● **What the task requires**:
Report how many lines in the records hold the string "panel"; give the number and nothing else.
-=-=-
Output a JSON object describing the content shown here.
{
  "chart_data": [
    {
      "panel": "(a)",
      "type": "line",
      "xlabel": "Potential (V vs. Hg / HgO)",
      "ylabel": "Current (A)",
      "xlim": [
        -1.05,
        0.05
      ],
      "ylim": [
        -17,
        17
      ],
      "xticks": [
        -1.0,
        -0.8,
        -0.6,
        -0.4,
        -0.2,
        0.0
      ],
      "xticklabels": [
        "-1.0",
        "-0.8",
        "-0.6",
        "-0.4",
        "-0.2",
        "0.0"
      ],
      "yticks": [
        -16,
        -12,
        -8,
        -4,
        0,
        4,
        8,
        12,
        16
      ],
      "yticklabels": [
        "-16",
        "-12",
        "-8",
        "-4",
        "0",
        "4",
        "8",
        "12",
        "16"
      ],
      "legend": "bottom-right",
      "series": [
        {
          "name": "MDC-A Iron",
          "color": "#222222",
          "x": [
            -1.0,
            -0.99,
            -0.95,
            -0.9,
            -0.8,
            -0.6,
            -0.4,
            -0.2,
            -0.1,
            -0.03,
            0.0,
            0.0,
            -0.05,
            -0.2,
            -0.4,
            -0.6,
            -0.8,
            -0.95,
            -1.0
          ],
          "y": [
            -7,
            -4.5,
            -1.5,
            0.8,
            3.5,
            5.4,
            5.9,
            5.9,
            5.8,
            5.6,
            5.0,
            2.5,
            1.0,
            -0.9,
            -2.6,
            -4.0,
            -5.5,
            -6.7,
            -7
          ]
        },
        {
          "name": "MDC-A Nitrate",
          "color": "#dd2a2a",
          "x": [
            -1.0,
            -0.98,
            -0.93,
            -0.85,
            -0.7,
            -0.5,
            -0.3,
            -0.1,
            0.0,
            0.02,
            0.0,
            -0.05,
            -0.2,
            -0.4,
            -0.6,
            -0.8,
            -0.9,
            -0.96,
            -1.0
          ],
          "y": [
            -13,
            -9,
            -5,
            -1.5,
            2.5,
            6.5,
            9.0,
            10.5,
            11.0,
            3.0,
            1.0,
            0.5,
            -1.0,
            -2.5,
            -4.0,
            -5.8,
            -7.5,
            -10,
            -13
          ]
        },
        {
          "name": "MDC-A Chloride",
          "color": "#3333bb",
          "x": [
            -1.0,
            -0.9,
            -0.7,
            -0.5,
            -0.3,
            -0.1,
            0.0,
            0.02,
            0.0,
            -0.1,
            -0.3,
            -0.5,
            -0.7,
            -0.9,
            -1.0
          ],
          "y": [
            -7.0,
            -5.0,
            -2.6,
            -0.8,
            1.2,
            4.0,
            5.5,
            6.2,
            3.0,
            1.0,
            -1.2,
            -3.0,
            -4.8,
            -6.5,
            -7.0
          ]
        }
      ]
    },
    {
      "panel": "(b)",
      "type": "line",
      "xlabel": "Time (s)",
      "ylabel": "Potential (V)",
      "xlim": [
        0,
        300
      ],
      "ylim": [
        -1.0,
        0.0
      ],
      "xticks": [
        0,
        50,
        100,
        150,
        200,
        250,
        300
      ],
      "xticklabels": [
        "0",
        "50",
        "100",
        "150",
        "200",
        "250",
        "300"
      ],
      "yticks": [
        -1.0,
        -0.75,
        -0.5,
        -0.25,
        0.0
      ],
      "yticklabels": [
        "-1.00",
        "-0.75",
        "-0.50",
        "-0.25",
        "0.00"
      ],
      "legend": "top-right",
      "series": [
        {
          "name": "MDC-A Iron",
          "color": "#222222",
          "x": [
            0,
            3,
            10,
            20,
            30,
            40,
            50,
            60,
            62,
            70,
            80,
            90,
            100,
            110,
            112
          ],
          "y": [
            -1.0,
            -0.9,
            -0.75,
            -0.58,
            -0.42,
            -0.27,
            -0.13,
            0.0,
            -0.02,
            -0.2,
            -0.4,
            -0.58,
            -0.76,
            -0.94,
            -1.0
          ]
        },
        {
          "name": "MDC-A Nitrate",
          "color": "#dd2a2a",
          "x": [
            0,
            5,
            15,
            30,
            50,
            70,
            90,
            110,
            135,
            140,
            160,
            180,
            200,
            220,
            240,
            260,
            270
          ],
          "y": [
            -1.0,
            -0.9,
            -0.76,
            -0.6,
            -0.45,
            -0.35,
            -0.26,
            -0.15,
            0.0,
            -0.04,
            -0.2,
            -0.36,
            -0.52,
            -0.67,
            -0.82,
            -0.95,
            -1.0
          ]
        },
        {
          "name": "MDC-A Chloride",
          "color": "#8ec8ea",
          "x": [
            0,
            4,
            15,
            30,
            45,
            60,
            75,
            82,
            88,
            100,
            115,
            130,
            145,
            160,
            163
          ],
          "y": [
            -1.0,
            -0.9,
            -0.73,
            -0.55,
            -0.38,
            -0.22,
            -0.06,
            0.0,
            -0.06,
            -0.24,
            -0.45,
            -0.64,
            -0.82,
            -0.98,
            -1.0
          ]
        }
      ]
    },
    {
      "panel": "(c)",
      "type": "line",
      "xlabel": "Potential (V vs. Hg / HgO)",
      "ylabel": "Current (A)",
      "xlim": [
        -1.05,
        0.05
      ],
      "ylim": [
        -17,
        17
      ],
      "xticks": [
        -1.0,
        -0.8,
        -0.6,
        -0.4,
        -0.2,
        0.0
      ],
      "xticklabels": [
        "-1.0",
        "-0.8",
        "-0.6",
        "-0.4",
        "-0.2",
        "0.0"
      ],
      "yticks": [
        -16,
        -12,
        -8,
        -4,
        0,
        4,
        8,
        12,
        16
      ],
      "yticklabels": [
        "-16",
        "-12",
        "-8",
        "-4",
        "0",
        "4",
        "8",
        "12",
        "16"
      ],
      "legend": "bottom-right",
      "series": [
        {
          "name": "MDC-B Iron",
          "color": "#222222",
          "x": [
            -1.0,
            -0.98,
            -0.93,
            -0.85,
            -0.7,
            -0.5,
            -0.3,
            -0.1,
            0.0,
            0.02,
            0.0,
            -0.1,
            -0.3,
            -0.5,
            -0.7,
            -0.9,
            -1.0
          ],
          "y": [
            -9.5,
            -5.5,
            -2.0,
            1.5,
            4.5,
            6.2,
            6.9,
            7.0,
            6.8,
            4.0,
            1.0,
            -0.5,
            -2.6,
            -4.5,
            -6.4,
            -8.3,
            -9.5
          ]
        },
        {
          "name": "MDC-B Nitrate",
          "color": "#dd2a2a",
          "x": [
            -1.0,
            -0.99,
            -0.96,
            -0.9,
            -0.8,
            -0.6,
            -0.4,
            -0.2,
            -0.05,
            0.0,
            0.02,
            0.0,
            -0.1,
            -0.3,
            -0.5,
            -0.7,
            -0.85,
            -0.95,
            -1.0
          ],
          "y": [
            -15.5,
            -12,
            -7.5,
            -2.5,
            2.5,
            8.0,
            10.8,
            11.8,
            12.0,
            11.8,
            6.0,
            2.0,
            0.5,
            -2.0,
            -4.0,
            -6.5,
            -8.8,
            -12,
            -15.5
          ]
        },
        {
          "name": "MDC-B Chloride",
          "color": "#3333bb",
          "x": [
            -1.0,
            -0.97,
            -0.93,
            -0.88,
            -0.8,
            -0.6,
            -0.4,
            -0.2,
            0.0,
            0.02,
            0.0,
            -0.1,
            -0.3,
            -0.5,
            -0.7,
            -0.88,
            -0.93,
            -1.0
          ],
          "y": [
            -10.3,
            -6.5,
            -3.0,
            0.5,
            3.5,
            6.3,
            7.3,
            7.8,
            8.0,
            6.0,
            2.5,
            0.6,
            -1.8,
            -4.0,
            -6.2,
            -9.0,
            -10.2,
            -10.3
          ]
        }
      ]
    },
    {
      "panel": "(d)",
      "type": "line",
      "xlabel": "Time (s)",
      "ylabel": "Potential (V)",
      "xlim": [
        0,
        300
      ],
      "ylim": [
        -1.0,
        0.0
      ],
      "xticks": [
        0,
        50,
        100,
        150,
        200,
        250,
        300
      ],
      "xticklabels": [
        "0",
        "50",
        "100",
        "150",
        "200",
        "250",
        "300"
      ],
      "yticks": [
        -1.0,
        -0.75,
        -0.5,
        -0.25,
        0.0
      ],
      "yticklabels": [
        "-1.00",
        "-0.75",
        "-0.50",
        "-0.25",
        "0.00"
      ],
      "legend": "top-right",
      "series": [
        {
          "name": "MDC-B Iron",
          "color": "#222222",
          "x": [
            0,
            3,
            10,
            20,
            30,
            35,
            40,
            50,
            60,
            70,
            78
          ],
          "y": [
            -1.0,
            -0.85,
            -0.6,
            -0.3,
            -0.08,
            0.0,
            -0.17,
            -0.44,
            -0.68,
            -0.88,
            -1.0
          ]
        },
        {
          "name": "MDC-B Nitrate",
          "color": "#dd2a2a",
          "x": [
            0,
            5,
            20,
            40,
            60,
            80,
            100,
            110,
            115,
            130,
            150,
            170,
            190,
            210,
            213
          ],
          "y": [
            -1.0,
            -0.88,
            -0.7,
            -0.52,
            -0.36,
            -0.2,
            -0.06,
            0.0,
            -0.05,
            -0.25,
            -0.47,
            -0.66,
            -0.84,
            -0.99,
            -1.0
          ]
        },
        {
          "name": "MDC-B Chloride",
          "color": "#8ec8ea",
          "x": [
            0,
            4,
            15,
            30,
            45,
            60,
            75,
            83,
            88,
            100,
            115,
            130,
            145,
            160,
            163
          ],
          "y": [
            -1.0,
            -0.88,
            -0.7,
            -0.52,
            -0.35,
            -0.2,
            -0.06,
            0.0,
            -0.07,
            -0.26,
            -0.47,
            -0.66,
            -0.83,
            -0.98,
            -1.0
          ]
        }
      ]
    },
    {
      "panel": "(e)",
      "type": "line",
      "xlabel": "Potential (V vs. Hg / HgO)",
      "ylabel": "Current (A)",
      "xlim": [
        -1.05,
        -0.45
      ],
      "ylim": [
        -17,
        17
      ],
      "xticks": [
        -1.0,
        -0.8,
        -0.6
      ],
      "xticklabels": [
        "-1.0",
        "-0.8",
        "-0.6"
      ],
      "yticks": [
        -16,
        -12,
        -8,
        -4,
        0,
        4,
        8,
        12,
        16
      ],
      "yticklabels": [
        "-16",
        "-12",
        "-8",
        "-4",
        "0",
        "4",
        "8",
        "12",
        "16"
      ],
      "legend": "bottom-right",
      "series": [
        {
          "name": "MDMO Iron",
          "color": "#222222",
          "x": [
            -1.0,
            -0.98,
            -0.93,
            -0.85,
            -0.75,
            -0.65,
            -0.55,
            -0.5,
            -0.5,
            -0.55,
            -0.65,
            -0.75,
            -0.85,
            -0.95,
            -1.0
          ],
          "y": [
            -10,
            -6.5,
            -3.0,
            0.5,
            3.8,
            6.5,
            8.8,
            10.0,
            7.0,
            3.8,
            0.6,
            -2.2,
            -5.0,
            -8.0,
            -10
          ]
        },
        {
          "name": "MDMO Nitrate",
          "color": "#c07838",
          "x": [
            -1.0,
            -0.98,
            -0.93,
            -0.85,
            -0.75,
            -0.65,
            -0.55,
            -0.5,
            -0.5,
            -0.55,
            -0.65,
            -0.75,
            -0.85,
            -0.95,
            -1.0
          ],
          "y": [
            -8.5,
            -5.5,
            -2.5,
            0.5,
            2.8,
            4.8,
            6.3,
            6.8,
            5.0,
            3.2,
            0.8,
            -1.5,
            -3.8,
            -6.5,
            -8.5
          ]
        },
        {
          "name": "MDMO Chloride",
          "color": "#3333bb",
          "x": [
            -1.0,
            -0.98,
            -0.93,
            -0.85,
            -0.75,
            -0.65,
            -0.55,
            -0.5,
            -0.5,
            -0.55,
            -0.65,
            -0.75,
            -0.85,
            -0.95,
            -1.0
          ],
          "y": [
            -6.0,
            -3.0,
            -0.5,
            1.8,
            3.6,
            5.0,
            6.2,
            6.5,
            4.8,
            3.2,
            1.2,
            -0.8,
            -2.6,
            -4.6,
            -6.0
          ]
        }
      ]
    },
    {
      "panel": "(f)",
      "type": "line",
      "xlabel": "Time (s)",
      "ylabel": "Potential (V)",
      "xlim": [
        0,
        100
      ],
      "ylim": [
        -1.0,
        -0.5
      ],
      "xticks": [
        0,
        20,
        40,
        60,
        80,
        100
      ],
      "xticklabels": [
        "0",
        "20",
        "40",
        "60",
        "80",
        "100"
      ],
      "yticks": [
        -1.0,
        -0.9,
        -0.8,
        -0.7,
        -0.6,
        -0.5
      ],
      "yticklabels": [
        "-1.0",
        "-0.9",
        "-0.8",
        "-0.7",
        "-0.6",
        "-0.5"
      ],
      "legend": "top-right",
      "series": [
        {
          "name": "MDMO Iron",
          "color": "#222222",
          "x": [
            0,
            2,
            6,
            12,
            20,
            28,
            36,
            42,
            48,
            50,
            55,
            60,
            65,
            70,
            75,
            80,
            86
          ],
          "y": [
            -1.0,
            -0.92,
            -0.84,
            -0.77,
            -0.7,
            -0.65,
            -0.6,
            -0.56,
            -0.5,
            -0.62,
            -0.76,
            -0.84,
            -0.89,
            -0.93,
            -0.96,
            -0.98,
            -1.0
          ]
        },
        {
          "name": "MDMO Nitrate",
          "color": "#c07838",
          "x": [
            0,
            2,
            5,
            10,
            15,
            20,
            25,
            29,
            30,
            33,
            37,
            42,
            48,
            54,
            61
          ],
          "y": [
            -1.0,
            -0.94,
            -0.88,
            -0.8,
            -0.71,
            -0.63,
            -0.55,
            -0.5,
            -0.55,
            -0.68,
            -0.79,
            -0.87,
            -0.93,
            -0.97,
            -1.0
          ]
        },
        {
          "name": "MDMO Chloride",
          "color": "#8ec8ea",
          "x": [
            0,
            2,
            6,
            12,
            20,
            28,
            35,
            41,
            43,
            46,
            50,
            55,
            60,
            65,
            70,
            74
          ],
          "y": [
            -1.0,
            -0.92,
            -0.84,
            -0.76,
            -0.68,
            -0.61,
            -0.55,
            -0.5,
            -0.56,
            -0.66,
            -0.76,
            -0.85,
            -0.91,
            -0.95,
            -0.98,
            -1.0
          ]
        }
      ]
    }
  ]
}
-=-=-
● **Reply**:
6